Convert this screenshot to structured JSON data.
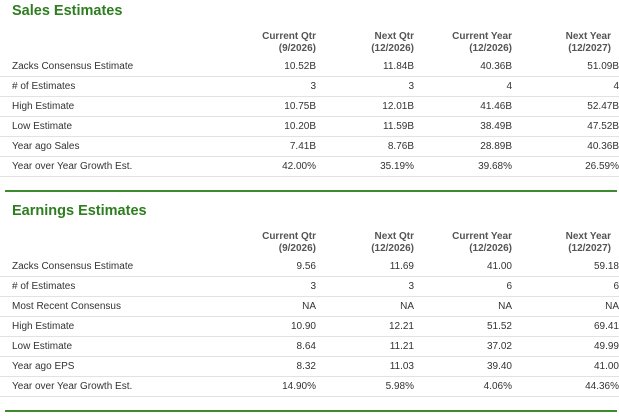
{
  "sales": {
    "title": "Sales Estimates",
    "columns": [
      {
        "line1": "Current Qtr",
        "line2": "(9/2026)"
      },
      {
        "line1": "Next Qtr",
        "line2": "(12/2026)"
      },
      {
        "line1": "Current Year",
        "line2": "(12/2026)"
      },
      {
        "line1": "Next Year",
        "line2": "(12/2027)"
      }
    ],
    "rows": [
      {
        "label": "Zacks Consensus Estimate",
        "values": [
          "10.52B",
          "11.84B",
          "40.36B",
          "51.09B"
        ]
      },
      {
        "label": "# of Estimates",
        "values": [
          "3",
          "3",
          "4",
          "4"
        ]
      },
      {
        "label": "High Estimate",
        "values": [
          "10.75B",
          "12.01B",
          "41.46B",
          "52.47B"
        ]
      },
      {
        "label": "Low Estimate",
        "values": [
          "10.20B",
          "11.59B",
          "38.49B",
          "47.52B"
        ]
      },
      {
        "label": "Year ago Sales",
        "values": [
          "7.41B",
          "8.76B",
          "28.89B",
          "40.36B"
        ]
      },
      {
        "label": "Year over Year Growth Est.",
        "values": [
          "42.00%",
          "35.19%",
          "39.68%",
          "26.59%"
        ]
      }
    ]
  },
  "earnings": {
    "title": "Earnings Estimates",
    "columns": [
      {
        "line1": "Current Qtr",
        "line2": "(9/2026)"
      },
      {
        "line1": "Next Qtr",
        "line2": "(12/2026)"
      },
      {
        "line1": "Current Year",
        "line2": "(12/2026)"
      },
      {
        "line1": "Next Year",
        "line2": "(12/2027)"
      }
    ],
    "rows": [
      {
        "label": "Zacks Consensus Estimate",
        "values": [
          "9.56",
          "11.69",
          "41.00",
          "59.18"
        ]
      },
      {
        "label": "# of Estimates",
        "values": [
          "3",
          "3",
          "6",
          "6"
        ]
      },
      {
        "label": "Most Recent Consensus",
        "values": [
          "NA",
          "NA",
          "NA",
          "NA"
        ]
      },
      {
        "label": "High Estimate",
        "values": [
          "10.90",
          "12.21",
          "51.52",
          "69.41"
        ]
      },
      {
        "label": "Low Estimate",
        "values": [
          "8.64",
          "11.21",
          "37.02",
          "49.99"
        ]
      },
      {
        "label": "Year ago EPS",
        "values": [
          "8.32",
          "11.03",
          "39.40",
          "41.00"
        ]
      },
      {
        "label": "Year over Year Growth Est.",
        "values": [
          "14.90%",
          "5.98%",
          "4.06%",
          "44.36%"
        ]
      }
    ]
  },
  "colors": {
    "title_green": "#2e7d20",
    "rule_green": "#3d8b2f",
    "row_border": "#e2e2e2"
  }
}
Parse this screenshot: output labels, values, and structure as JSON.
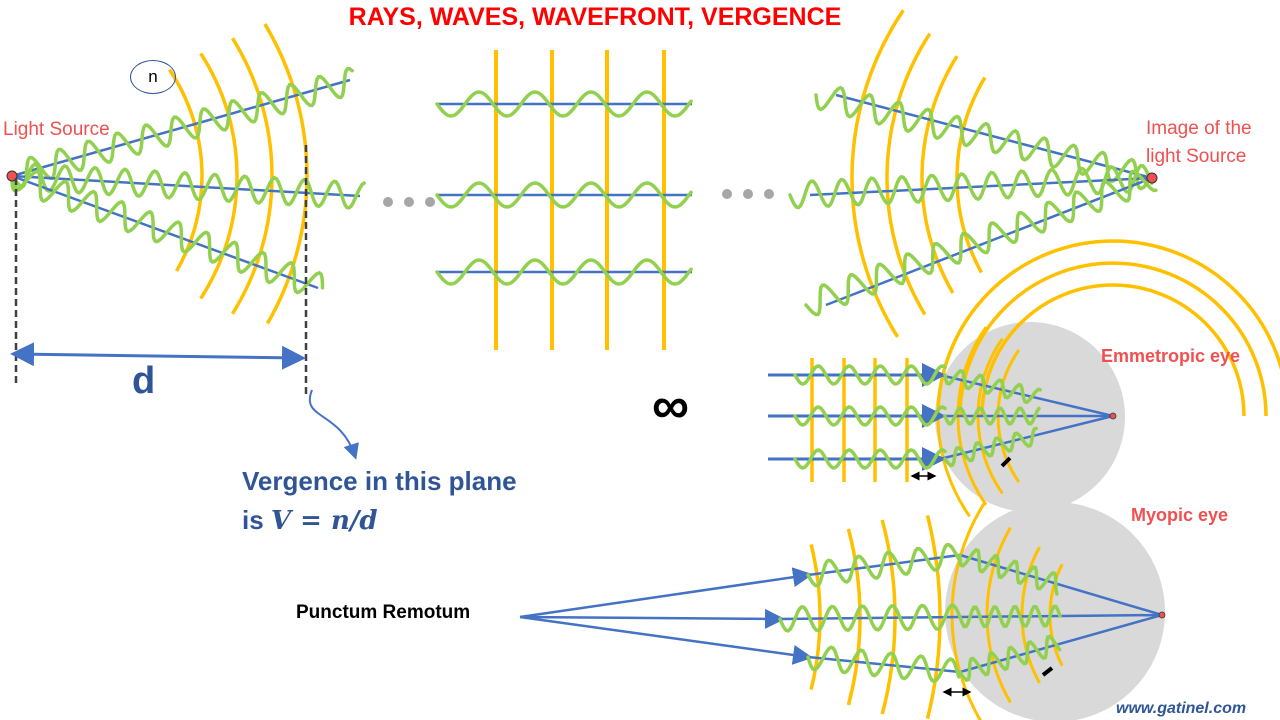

○ ○ ○ ○

- JOB
Transcribe the records above exactly as they appear, leaving out any pictures.

- THE RESULT
Convert this screenshot to structured JSON data.
{
  "sales": {
    "title": "Sales Estimates",
    "columns": [
      {
        "line1": "Current Qtr",
        "line2": "(9/2026)"
      },
      {
        "line1": "Next Qtr",
        "line2": "(12/2026)"
      },
      {
        "line1": "Current Year",
        "line2": "(12/2026)"
      },
      {
        "line1": "Next Year",
        "line2": "(12/2027)"
      }
    ],
    "rows": [
      {
        "label": "Zacks Consensus Estimate",
        "values": [
          "10.52B",
          "11.84B",
          "40.36B",
          "51.09B"
        ]
      },
      {
        "label": "# of Estimates",
        "values": [
          "3",
          "3",
          "4",
          "4"
        ]
      },
      {
        "label": "High Estimate",
        "values": [
          "10.75B",
          "12.01B",
          "41.46B",
          "52.47B"
        ]
      },
      {
        "label": "Low Estimate",
        "values": [
          "10.20B",
          "11.59B",
          "38.49B",
          "47.52B"
        ]
      },
      {
        "label": "Year ago Sales",
        "values": [
          "7.41B",
          "8.76B",
          "28.89B",
          "40.36B"
        ]
      },
      {
        "label": "Year over Year Growth Est.",
        "values": [
          "42.00%",
          "35.19%",
          "39.68%",
          "26.59%"
        ]
      }
    ]
  },
  "earnings": {
    "title": "Earnings Estimates",
    "columns": [
      {
        "line1": "Current Qtr",
        "line2": "(9/2026)"
      },
      {
        "line1": "Next Qtr",
        "line2": "(12/2026)"
      },
      {
        "line1": "Current Year",
        "line2": "(12/2026)"
      },
      {
        "line1": "Next Year",
        "line2": "(12/2027)"
      }
    ],
    "rows": [
      {
        "label": "Zacks Consensus Estimate",
        "values": [
          "9.56",
          "11.69",
          "41.00",
          "59.18"
        ]
      },
      {
        "label": "# of Estimates",
        "values": [
          "3",
          "3",
          "6",
          "6"
        ]
      },
      {
        "label": "Most Recent Consensus",
        "values": [
          "NA",
          "NA",
          "NA",
          "NA"
        ]
      },
      {
        "label": "High Estimate",
        "values": [
          "10.90",
          "12.21",
          "51.52",
          "69.41"
        ]
      },
      {
        "label": "Low Estimate",
        "values": [
          "8.64",
          "11.21",
          "37.02",
          "49.99"
        ]
      },
      {
        "label": "Year ago EPS",
        "values": [
          "8.32",
          "11.03",
          "39.40",
          "41.00"
        ]
      },
      {
        "label": "Year over Year Growth Est.",
        "values": [
          "14.90%",
          "5.98%",
          "4.06%",
          "44.36%"
        ]
      }
    ]
  },
  "colors": {
    "title_green": "#2e7d20",
    "rule_green": "#3d8b2f",
    "row_border": "#e2e2e2"
  }
}
Parse this screenshot: output labels, values, and structure as JSON.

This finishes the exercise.